■ PROVIDED RECORDS ■
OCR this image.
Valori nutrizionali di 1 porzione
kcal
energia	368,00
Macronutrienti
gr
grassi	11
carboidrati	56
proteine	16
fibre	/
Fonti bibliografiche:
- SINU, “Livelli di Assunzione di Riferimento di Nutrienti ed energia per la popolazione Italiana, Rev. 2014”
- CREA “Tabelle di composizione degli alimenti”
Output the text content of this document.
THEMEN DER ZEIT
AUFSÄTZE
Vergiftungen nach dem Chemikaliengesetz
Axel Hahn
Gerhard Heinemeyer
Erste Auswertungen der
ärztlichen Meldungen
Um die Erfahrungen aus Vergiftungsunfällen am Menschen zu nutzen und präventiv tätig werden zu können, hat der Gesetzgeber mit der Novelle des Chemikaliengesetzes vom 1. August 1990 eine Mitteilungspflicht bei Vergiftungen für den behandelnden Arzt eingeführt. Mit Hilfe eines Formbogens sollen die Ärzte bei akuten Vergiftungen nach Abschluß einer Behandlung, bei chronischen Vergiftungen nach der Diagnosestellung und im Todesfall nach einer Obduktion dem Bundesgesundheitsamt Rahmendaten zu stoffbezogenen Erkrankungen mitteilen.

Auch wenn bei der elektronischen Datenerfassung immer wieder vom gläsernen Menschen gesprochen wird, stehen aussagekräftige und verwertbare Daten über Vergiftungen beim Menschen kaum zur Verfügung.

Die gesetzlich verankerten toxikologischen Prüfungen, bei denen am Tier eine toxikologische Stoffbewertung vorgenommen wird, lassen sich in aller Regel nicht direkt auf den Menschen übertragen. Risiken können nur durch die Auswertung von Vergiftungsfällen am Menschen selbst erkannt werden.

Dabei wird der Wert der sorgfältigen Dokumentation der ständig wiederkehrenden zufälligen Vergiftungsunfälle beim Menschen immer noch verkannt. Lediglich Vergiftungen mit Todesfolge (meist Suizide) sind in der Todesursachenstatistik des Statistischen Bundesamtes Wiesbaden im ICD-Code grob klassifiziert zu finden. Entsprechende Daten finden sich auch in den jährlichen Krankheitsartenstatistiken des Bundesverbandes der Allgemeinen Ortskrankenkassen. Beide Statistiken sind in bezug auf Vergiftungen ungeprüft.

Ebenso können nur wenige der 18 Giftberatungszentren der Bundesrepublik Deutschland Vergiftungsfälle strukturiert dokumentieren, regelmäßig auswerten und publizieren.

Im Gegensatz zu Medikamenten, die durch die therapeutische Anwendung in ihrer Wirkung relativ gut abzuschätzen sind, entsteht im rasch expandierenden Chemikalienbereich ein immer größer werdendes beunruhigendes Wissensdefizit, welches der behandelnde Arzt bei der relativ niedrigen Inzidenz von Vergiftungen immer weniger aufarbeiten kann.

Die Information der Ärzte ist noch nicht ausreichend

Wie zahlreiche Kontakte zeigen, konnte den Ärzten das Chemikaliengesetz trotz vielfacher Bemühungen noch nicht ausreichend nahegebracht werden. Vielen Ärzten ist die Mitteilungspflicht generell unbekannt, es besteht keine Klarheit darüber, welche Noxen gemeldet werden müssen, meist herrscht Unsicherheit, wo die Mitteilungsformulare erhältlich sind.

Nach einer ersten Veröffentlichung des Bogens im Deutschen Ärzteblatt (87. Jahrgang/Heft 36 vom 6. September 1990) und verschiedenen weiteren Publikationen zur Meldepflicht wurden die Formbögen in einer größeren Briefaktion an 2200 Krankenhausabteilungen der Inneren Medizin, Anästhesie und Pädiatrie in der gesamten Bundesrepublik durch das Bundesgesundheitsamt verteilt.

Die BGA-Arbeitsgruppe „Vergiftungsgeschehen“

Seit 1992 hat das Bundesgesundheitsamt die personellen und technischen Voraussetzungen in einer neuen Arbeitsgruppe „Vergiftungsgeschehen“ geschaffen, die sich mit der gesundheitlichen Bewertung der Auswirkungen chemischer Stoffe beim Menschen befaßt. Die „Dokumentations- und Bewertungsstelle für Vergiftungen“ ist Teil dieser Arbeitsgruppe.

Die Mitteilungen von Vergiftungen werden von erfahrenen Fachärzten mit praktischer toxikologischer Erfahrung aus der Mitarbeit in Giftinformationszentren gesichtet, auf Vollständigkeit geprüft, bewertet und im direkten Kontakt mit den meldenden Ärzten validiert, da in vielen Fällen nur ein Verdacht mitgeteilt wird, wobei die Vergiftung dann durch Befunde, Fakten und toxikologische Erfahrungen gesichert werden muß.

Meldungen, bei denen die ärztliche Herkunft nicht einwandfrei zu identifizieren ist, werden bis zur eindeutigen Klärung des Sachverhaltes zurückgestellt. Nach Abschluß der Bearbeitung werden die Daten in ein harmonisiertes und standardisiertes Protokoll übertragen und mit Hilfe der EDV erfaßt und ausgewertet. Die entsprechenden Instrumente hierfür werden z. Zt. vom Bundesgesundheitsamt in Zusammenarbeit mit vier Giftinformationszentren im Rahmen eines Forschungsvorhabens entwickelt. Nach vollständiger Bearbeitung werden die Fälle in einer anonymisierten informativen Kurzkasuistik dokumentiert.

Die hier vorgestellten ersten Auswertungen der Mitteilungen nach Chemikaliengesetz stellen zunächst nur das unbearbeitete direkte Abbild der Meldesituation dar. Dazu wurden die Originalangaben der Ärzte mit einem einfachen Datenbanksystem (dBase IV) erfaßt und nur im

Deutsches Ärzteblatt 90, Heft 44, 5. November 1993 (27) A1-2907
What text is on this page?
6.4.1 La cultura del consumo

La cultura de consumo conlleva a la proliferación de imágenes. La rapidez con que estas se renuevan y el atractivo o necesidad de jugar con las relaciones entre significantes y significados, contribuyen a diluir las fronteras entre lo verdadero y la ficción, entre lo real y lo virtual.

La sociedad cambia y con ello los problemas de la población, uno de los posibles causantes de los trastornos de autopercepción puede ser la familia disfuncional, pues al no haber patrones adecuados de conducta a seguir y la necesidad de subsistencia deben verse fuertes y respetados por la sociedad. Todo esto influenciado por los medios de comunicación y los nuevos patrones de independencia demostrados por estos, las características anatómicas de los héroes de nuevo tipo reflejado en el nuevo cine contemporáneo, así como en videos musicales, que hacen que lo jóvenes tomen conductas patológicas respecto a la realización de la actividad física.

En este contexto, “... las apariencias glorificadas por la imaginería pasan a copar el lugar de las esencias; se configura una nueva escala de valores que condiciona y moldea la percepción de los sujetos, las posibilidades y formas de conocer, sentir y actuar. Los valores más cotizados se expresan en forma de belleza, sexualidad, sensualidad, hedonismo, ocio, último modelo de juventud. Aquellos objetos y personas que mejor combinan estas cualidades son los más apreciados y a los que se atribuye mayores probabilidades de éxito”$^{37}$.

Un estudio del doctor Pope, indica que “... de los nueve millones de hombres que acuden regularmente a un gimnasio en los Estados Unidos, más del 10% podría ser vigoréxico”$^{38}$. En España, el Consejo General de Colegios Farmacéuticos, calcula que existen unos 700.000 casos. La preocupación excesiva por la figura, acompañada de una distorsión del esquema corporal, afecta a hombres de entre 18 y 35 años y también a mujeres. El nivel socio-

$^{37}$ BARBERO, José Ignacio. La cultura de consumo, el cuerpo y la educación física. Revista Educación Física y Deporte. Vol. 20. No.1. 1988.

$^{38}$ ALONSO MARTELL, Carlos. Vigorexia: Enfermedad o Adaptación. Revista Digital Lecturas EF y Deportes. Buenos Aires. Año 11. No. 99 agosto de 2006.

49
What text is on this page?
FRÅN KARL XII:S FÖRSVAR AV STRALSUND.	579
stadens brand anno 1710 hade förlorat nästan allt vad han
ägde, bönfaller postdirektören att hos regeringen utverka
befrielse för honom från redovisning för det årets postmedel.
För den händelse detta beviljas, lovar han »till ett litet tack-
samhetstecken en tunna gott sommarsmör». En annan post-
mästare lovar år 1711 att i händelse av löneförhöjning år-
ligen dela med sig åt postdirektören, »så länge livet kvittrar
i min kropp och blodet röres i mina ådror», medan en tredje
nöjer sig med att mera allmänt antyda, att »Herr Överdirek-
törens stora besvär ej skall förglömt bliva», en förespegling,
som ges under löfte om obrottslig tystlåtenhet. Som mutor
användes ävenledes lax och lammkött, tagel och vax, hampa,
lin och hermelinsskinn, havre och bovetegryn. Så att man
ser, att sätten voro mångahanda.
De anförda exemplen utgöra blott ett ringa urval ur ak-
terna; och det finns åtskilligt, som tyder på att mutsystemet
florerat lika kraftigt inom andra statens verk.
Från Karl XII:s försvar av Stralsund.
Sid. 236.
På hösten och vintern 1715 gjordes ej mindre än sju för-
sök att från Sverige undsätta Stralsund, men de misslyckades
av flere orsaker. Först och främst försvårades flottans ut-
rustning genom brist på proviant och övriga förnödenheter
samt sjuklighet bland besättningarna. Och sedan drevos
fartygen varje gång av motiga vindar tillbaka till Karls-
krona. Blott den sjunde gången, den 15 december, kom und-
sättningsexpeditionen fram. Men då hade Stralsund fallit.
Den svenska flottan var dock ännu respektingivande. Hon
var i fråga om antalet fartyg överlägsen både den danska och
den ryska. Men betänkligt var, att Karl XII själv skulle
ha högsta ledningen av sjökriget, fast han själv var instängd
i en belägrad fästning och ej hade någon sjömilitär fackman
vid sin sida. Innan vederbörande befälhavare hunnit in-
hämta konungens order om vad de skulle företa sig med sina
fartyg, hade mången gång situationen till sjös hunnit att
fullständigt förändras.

■ YOUR ASSIGNMENT ■
Where a line in the listing above contains "consumo", copy that line.

■ ANSWER TO THE PROBLEM ■
6.4.1 La cultura del consumo
La cultura de consumo conlleva a la proliferación de imágenes. La rapidez con que estas se renuevan y el atractivo o necesidad de jugar con las relaciones entre significantes y significados, contribuyen a diluir las fronteras entre lo verdadero y la ficción, entre lo real y lo virtual.
$^{37}$ BARBERO, José Ignacio. La cultura de consumo, el cuerpo y la educación física. Revista Educación Física y Deporte. Vol. 20. No.1. 1988.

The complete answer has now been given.